(Data excerpts)

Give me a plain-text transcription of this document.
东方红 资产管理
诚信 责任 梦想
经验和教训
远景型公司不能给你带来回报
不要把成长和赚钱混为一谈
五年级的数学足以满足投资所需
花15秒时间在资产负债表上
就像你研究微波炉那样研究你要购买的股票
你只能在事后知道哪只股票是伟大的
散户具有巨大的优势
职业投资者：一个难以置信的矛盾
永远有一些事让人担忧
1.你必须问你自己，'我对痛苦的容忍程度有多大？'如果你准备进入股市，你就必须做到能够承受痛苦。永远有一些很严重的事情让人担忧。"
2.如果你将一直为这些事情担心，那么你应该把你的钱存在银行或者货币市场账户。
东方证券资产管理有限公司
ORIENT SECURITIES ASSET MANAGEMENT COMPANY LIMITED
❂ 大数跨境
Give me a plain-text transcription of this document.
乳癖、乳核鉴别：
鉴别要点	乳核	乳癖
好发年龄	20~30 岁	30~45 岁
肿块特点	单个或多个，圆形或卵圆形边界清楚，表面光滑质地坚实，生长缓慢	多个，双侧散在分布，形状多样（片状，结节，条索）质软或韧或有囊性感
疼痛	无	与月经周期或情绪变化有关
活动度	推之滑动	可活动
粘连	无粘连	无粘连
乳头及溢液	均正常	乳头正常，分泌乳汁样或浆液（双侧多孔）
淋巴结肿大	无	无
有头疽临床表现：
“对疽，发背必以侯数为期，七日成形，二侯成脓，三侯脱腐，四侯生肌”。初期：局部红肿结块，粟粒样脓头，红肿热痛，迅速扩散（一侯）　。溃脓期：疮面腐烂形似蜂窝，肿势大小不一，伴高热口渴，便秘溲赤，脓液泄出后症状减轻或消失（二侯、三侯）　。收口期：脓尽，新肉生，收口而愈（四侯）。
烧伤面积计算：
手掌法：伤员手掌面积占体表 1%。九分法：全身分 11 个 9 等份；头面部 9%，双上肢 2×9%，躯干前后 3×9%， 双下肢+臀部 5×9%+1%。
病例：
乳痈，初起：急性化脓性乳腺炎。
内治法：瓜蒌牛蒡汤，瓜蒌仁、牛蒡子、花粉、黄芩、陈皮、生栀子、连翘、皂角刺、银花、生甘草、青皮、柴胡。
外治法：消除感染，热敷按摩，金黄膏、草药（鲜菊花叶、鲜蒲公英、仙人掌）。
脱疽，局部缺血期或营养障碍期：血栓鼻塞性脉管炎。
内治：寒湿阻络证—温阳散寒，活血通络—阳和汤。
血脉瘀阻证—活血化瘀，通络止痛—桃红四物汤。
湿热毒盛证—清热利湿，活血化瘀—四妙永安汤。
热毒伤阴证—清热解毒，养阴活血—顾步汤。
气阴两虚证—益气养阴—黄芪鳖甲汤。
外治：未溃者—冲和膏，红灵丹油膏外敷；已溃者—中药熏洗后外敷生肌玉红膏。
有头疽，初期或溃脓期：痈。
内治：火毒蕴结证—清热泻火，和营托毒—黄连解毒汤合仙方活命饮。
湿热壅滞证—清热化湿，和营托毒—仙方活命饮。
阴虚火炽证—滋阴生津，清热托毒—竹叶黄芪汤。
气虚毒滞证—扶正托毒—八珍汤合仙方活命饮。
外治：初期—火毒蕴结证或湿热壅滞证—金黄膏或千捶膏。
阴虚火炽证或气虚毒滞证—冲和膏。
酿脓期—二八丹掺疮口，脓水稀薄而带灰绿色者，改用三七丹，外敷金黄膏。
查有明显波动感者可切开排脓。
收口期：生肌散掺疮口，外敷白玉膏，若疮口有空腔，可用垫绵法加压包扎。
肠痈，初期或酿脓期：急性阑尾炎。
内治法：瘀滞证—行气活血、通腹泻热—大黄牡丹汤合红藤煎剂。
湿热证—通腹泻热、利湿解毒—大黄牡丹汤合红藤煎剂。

- **THE REQUEST**
Set down the entries verbatim, leaving none out.

- **FINAL RESULT**
Give me a plain-text transcription of this document.
东方红 资产管理
诚信 责任 梦想
经验和教训
远景型公司不能给你带来回报
不要把成长和赚钱混为一谈
五年级的数学足以满足投资所需
花15秒时间在资产负债表上
就像你研究微波炉那样研究你要购买的股票
你只能在事后知道哪只股票是伟大的
散户具有巨大的优势
职业投资者：一个难以置信的矛盾
永远有一些事让人担忧
1.你必须问你自己，'我对痛苦的容忍程度有多大？'如果你准备进入股市，你就必须做到能够承受痛苦。永远有一些很严重的事情让人担忧。"
2.如果你将一直为这些事情担心，那么你应该把你的钱存在银行或者货币市场账户。
东方证券资产管理有限公司
ORIENT SECURITIES ASSET MANAGEMENT COMPANY LIMITED
❂ 大数跨境
Give me a plain-text transcription of this document.
乳癖、乳核鉴别：
鉴别要点	乳核	乳癖
好发年龄	20~30 岁	30~45 岁
肿块特点	单个或多个，圆形或卵圆形边界清楚，表面光滑质地坚实，生长缓慢	多个，双侧散在分布，形状多样（片状，结节，条索）质软或韧或有囊性感
疼痛	无	与月经周期或情绪变化有关
活动度	推之滑动	可活动
粘连	无粘连	无粘连
乳头及溢液	均正常	乳头正常，分泌乳汁样或浆液（双侧多孔）
淋巴结肿大	无	无
有头疽临床表现：
“对疽，发背必以侯数为期，七日成形，二侯成脓，三侯脱腐，四侯生肌”。初期：局部红肿结块，粟粒样脓头，红肿热痛，迅速扩散（一侯）　。溃脓期：疮面腐烂形似蜂窝，肿势大小不一，伴高热口渴，便秘溲赤，脓液泄出后症状减轻或消失（二侯、三侯）　。收口期：脓尽，新肉生，收口而愈（四侯）。
烧伤面积计算：
手掌法：伤员手掌面积占体表 1%。九分法：全身分 11 个 9 等份；头面部 9%，双上肢 2×9%，躯干前后 3×9%， 双下肢+臀部 5×9%+1%。
病例：
乳痈，初起：急性化脓性乳腺炎。
内治法：瓜蒌牛蒡汤，瓜蒌仁、牛蒡子、花粉、黄芩、陈皮、生栀子、连翘、皂角刺、银花、生甘草、青皮、柴胡。
外治法：消除感染，热敷按摩，金黄膏、草药（鲜菊花叶、鲜蒲公英、仙人掌）。
脱疽，局部缺血期或营养障碍期：血栓鼻塞性脉管炎。
内治：寒湿阻络证—温阳散寒，活血通络—阳和汤。
血脉瘀阻证—活血化瘀，通络止痛—桃红四物汤。
湿热毒盛证—清热利湿，活血化瘀—四妙永安汤。
热毒伤阴证—清热解毒，养阴活血—顾步汤。
气阴两虚证—益气养阴—黄芪鳖甲汤。
外治：未溃者—冲和膏，红灵丹油膏外敷；已溃者—中药熏洗后外敷生肌玉红膏。
有头疽，初期或溃脓期：痈。
内治：火毒蕴结证—清热泻火，和营托毒—黄连解毒汤合仙方活命饮。
湿热壅滞证—清热化湿，和营托毒—仙方活命饮。
阴虚火炽证—滋阴生津，清热托毒—竹叶黄芪汤。
气虚毒滞证—扶正托毒—八珍汤合仙方活命饮。
外治：初期—火毒蕴结证或湿热壅滞证—金黄膏或千捶膏。
阴虚火炽证或气虚毒滞证—冲和膏。
酿脓期—二八丹掺疮口，脓水稀薄而带灰绿色者，改用三七丹，外敷金黄膏。
查有明显波动感者可切开排脓。
收口期：生肌散掺疮口，外敷白玉膏，若疮口有空腔，可用垫绵法加压包扎。
肠痈，初期或酿脓期：急性阑尾炎。
内治法：瘀滞证—行气活血、通腹泻热—大黄牡丹汤合红藤煎剂。
湿热证—通腹泻热、利湿解毒—大黄牡丹汤合红藤煎剂。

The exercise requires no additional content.